> **WHAT NEEDS TO BE DONE**
Write out the listing exactly as it is given.
╭─ LISTING
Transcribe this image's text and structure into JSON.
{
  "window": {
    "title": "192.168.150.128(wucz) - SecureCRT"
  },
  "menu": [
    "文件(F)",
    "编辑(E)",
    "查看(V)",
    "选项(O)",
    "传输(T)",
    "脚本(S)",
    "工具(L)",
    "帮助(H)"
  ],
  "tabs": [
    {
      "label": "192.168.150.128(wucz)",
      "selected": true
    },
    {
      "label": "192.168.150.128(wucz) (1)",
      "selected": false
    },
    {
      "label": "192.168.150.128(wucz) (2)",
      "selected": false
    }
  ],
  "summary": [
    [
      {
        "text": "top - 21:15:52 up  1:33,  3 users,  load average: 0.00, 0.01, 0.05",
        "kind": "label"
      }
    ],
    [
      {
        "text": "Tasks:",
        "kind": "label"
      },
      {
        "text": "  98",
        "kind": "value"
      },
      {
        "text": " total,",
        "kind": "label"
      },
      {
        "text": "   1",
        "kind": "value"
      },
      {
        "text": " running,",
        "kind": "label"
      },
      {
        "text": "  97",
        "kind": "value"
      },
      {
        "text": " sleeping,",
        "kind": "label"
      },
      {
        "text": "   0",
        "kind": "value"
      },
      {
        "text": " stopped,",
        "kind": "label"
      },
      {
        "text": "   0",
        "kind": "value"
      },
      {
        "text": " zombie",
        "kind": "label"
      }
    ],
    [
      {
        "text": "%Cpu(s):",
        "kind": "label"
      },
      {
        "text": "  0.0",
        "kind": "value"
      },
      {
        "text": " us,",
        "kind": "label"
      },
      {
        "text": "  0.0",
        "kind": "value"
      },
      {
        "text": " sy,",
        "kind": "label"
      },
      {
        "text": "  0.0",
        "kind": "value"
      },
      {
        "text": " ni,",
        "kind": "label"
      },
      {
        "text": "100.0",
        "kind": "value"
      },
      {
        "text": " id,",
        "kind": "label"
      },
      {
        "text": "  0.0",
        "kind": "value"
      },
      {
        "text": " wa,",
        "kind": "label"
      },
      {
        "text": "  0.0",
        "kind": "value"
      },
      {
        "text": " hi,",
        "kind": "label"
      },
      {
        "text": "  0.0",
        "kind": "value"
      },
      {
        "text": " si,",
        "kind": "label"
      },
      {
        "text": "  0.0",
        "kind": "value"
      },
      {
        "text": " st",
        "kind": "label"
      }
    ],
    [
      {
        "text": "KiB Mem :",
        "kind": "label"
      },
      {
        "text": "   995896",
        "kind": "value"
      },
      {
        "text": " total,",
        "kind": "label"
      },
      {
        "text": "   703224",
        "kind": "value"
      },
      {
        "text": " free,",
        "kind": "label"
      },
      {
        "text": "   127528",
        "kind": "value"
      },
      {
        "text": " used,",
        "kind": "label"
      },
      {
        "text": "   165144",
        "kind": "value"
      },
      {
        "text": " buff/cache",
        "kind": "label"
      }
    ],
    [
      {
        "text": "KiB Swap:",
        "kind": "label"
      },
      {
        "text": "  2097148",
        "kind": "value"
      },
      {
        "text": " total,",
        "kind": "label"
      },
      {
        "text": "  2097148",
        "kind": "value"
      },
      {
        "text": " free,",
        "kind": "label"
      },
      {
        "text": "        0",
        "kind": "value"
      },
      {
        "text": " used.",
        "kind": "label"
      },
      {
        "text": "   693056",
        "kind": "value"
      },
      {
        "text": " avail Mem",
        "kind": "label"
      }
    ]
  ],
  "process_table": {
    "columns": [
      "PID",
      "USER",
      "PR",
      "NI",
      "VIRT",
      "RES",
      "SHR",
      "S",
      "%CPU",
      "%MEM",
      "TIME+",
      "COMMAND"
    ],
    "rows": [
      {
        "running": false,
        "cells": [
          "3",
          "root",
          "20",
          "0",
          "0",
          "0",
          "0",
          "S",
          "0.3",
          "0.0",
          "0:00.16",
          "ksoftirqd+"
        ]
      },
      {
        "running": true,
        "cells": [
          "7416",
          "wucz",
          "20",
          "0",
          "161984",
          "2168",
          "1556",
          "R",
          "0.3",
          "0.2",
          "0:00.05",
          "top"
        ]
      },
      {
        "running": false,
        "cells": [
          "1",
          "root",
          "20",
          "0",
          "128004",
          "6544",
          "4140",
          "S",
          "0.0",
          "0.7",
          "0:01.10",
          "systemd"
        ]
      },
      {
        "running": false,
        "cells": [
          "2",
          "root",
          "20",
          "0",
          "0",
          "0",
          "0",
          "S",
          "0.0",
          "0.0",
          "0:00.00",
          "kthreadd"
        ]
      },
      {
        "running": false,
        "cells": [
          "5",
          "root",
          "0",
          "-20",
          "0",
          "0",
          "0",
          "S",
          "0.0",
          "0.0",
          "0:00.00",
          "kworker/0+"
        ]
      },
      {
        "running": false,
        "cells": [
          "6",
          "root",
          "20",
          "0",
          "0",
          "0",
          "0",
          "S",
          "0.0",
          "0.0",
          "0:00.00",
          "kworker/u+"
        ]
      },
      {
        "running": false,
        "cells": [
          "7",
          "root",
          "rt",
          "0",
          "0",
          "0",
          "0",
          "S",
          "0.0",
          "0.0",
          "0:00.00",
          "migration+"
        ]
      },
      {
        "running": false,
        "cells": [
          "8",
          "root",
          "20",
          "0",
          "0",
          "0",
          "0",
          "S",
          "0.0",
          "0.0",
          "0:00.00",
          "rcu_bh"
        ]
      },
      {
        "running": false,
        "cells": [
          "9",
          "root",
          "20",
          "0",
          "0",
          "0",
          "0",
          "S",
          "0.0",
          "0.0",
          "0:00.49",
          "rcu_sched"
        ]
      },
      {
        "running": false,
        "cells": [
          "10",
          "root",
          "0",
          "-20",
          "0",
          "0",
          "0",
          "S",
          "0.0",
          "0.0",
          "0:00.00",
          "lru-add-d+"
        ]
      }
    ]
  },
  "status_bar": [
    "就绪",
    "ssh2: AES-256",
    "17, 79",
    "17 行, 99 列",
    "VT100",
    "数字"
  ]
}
╰─
> **RESULT OF THE EXERCISE**
Transcribe this image's text and structure into JSON.
{
  "window": {
    "title": "192.168.150.128(wucz) - SecureCRT"
  },
  "menu": [
    "文件(F)",
    "编辑(E)",
    "查看(V)",
    "选项(O)",
    "传输(T)",
    "脚本(S)",
    "工具(L)",
    "帮助(H)"
  ],
  "tabs": [
    {
      "label": "192.168.150.128(wucz)",
      "selected": true
    },
    {
      "label": "192.168.150.128(wucz) (1)",
      "selected": false
    },
    {
      "label": "192.168.150.128(wucz) (2)",
      "selected": false
    }
  ],
  "summary": [
    [
      {
        "text": "top - 21:15:52 up  1:33,  3 users,  load average: 0.00, 0.01, 0.05",
        "kind": "label"
      }
    ],
    [
      {
        "text": "Tasks:",
        "kind": "label"
      },
      {
        "text": "  98",
        "kind": "value"
      },
      {
        "text": " total,",
        "kind": "label"
      },
      {
        "text": "   1",
        "kind": "value"
      },
      {
        "text": " running,",
        "kind": "label"
      },
      {
        "text": "  97",
        "kind": "value"
      },
      {
        "text": " sleeping,",
        "kind": "label"
      },
      {
        "text": "   0",
        "kind": "value"
      },
      {
        "text": " stopped,",
        "kind": "label"
      },
      {
        "text": "   0",
        "kind": "value"
      },
      {
        "text": " zombie",
        "kind": "label"
      }
    ],
    [
      {
        "text": "%Cpu(s):",
        "kind": "label"
      },
      {
        "text": "  0.0",
        "kind": "value"
      },
      {
        "text": " us,",
        "kind": "label"
      },
      {
        "text": "  0.0",
        "kind": "value"
      },
      {
        "text": " sy,",
        "kind": "label"
      },
      {
        "text": "  0.0",
        "kind": "value"
      },
      {
        "text": " ni,",
        "kind": "label"
      },
      {
        "text": "100.0",
        "kind": "value"
      },
      {
        "text": " id,",
        "kind": "label"
      },
      {
        "text": "  0.0",
        "kind": "value"
      },
      {
        "text": " wa,",
        "kind": "label"
      },
      {
        "text": "  0.0",
        "kind": "value"
      },
      {
        "text": " hi,",
        "kind": "label"
      },
      {
        "text": "  0.0",
        "kind": "value"
      },
      {
        "text": " si,",
        "kind": "label"
      },
      {
        "text": "  0.0",
        "kind": "value"
      },
      {
        "text": " st",
        "kind": "label"
      }
    ],
    [
      {
        "text": "KiB Mem :",
        "kind": "label"
      },
      {
        "text": "   995896",
        "kind": "value"
      },
      {
        "text": " total,",
        "kind": "label"
      },
      {
        "text": "   703224",
        "kind": "value"
      },
      {
        "text": " free,",
        "kind": "label"
      },
      {
        "text": "   127528",
        "kind": "value"
      },
      {
        "text": " used,",
        "kind": "label"
      },
      {
        "text": "   165144",
        "kind": "value"
      },
      {
        "text": " buff/cache",
        "kind": "label"
      }
    ],
    [
      {
        "text": "KiB Swap:",
        "kind": "label"
      },
      {
        "text": "  2097148",
        "kind": "value"
      },
      {
        "text": " total,",
        "kind": "label"
      },
      {
        "text": "  2097148",
        "kind": "value"
      },
      {
        "text": " free,",
        "kind": "label"
      },
      {
        "text": "        0",
        "kind": "value"
      },
      {
        "text": " used.",
        "kind": "label"
      },
      {
        "text": "   693056",
        "kind": "value"
      },
      {
        "text": " avail Mem",
        "kind": "label"
      }
    ]
  ],
  "process_table": {
    "columns": [
      "PID",
      "USER",
      "PR",
      "NI",
      "VIRT",
      "RES",
      "SHR",
      "S",
      "%CPU",
      "%MEM",
      "TIME+",
      "COMMAND"
    ],
    "rows": [
      {
        "running": false,
        "cells": [
          "3",
          "root",
          "20",
          "0",
          "0",
          "0",
          "0",
          "S",
          "0.3",
          "0.0",
          "0:00.16",
          "ksoftirqd+"
        ]
      },
      {
        "running": true,
        "cells": [
          "7416",
          "wucz",
          "20",
          "0",
          "161984",
          "2168",
          "1556",
          "R",
          "0.3",
          "0.2",
          "0:00.05",
          "top"
        ]
      },
      {
        "running": false,
        "cells": [
          "1",
          "root",
          "20",
          "0",
          "128004",
          "6544",
          "4140",
          "S",
          "0.0",
          "0.7",
          "0:01.10",
          "systemd"
        ]
      },
      {
        "running": false,
        "cells": [
          "2",
          "root",
          "20",
          "0",
          "0",
          "0",
          "0",
          "S",
          "0.0",
          "0.0",
          "0:00.00",
          "kthreadd"
        ]
      },
      {
        "running": false,
        "cells": [
          "5",
          "root",
          "0",
          "-20",
          "0",
          "0",
          "0",
          "S",
          "0.0",
          "0.0",
          "0:00.00",
          "kworker/0+"
        ]
      },
      {
        "running": false,
        "cells": [
          "6",
          "root",
          "20",
          "0",
          "0",
          "0",
          "0",
          "S",
          "0.0",
          "0.0",
          "0:00.00",
          "kworker/u+"
        ]
      },
      {
        "running": false,
        "cells": [
          "7",
          "root",
          "rt",
          "0",
          "0",
          "0",
          "0",
          "S",
          "0.0",
          "0.0",
          "0:00.00",
          "migration+"
        ]
      },
      {
        "running": false,
        "cells": [
          "8",
          "root",
          "20",
          "0",
          "0",
          "0",
          "0",
          "S",
          "0.0",
          "0.0",
          "0:00.00",
          "rcu_bh"
        ]
      },
      {
        "running": false,
        "cells": [
          "9",
          "root",
          "20",
          "0",
          "0",
          "0",
          "0",
          "S",
          "0.0",
          "0.0",
          "0:00.49",
          "rcu_sched"
        ]
      },
      {
        "running": false,
        "cells": [
          "10",
          "root",
          "0",
          "-20",
          "0",
          "0",
          "0",
          "S",
          "0.0",
          "0.0",
          "0:00.00",
          "lru-add-d+"
        ]
      }
    ]
  },
  "status_bar": [
    "就绪",
    "ssh2: AES-256",
    "17, 79",
    "17 行, 99 列",
    "VT100",
    "数字"
  ]
}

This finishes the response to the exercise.